[Start Data for the task]
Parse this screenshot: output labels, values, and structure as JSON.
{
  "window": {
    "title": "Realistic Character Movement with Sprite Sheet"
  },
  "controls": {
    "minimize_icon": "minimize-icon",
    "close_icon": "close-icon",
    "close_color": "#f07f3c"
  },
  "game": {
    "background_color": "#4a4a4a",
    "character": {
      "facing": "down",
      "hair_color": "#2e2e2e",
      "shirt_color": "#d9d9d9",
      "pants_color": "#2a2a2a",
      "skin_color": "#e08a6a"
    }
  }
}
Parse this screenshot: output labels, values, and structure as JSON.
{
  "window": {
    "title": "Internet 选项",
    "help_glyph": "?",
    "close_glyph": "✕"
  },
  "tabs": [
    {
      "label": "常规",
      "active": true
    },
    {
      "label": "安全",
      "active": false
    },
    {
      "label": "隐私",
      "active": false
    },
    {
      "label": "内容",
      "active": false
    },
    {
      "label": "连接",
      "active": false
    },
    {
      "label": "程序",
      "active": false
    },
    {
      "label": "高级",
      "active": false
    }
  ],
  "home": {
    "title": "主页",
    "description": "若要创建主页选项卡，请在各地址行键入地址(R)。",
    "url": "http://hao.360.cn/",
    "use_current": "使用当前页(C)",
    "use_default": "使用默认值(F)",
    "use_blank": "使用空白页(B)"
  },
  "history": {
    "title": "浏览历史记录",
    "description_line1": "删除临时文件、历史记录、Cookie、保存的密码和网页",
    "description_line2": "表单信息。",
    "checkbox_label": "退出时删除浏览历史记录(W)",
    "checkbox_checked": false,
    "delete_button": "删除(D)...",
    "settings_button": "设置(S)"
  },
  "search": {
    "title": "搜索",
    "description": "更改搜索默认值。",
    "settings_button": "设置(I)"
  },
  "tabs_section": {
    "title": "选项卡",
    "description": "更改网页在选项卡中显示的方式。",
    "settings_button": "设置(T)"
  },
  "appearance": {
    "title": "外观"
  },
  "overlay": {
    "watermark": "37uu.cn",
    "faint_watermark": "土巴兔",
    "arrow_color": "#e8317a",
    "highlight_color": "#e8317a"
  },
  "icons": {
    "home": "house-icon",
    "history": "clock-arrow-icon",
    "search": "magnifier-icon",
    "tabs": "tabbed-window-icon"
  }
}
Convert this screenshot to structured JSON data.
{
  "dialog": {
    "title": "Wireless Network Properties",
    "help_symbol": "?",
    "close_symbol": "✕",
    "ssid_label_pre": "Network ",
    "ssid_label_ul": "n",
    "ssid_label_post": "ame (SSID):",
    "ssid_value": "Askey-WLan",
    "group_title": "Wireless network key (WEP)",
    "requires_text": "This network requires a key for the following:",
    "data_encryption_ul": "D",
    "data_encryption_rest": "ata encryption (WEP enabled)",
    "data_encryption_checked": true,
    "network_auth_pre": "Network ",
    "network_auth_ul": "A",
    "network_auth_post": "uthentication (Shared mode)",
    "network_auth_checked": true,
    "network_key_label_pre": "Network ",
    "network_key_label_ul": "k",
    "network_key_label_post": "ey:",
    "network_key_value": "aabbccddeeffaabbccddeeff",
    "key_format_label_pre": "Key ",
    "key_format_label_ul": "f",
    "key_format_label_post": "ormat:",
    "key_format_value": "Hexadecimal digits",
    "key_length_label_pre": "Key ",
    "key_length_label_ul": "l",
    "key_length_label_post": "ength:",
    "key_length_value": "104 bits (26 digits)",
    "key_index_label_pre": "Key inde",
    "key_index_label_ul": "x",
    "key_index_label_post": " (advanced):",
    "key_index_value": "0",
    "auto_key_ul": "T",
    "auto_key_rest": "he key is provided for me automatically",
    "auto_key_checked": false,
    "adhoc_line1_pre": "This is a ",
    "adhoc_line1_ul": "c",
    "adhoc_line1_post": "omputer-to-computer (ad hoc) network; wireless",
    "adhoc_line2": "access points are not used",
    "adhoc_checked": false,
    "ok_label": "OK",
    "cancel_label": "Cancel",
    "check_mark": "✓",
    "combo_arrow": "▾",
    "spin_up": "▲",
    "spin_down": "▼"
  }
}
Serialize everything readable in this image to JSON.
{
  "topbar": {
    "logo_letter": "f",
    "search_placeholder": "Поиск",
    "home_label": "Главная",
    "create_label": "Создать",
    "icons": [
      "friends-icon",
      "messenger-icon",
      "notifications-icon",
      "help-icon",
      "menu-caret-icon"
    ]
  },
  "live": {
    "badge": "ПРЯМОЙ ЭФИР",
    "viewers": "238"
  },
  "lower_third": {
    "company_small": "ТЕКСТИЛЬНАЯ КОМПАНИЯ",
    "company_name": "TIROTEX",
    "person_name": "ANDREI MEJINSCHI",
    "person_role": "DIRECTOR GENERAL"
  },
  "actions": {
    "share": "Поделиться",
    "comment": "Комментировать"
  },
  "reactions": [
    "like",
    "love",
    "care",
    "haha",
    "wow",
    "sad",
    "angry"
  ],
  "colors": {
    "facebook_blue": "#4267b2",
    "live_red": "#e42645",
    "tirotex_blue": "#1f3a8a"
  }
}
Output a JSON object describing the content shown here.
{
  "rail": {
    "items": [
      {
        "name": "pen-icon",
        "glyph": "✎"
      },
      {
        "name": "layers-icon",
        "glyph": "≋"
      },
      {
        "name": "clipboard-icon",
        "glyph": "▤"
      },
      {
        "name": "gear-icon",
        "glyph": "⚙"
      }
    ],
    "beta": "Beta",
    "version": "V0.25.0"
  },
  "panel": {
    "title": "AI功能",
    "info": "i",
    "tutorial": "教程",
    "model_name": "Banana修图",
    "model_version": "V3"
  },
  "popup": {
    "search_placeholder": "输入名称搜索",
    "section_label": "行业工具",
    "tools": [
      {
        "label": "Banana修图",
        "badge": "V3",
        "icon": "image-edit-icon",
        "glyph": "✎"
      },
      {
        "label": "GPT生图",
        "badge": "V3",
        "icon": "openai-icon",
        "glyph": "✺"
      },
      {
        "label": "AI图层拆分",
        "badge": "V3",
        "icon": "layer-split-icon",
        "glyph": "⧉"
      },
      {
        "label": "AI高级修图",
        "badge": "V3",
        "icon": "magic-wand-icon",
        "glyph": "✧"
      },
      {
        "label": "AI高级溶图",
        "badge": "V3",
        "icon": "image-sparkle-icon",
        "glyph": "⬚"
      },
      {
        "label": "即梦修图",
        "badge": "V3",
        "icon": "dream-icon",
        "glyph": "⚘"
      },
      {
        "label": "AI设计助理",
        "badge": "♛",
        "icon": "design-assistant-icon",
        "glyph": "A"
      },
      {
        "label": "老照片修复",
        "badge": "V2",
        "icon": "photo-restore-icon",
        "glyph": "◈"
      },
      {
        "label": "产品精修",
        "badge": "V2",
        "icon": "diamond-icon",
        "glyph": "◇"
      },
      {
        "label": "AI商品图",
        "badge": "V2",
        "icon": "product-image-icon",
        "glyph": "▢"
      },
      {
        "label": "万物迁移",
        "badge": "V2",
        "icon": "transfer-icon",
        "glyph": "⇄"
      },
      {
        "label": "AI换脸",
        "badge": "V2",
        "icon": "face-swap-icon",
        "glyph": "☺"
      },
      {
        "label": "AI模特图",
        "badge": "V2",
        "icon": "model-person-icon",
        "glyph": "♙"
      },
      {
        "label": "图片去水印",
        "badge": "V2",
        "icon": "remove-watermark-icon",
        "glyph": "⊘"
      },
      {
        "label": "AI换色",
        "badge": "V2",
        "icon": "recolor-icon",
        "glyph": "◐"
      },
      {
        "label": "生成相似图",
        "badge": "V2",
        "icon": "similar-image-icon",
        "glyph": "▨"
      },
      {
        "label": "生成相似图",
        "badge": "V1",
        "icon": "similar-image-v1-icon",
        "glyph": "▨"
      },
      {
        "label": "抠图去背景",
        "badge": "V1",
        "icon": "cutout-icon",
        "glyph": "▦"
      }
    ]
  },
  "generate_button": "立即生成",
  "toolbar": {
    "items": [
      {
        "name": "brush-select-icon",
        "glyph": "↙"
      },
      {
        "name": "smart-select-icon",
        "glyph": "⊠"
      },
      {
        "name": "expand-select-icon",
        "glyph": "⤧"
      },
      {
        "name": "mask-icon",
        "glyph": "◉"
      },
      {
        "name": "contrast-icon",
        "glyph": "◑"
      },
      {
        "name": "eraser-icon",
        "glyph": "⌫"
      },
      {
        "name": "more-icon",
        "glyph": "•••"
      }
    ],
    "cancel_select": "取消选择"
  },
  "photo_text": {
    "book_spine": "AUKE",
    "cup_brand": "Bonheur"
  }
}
[End Data for the task]
Task prompt:
Collect every line above that contains the word "Banana修图".

Response:
    "model_name": "Banana修图",
        "label": "Banana修图",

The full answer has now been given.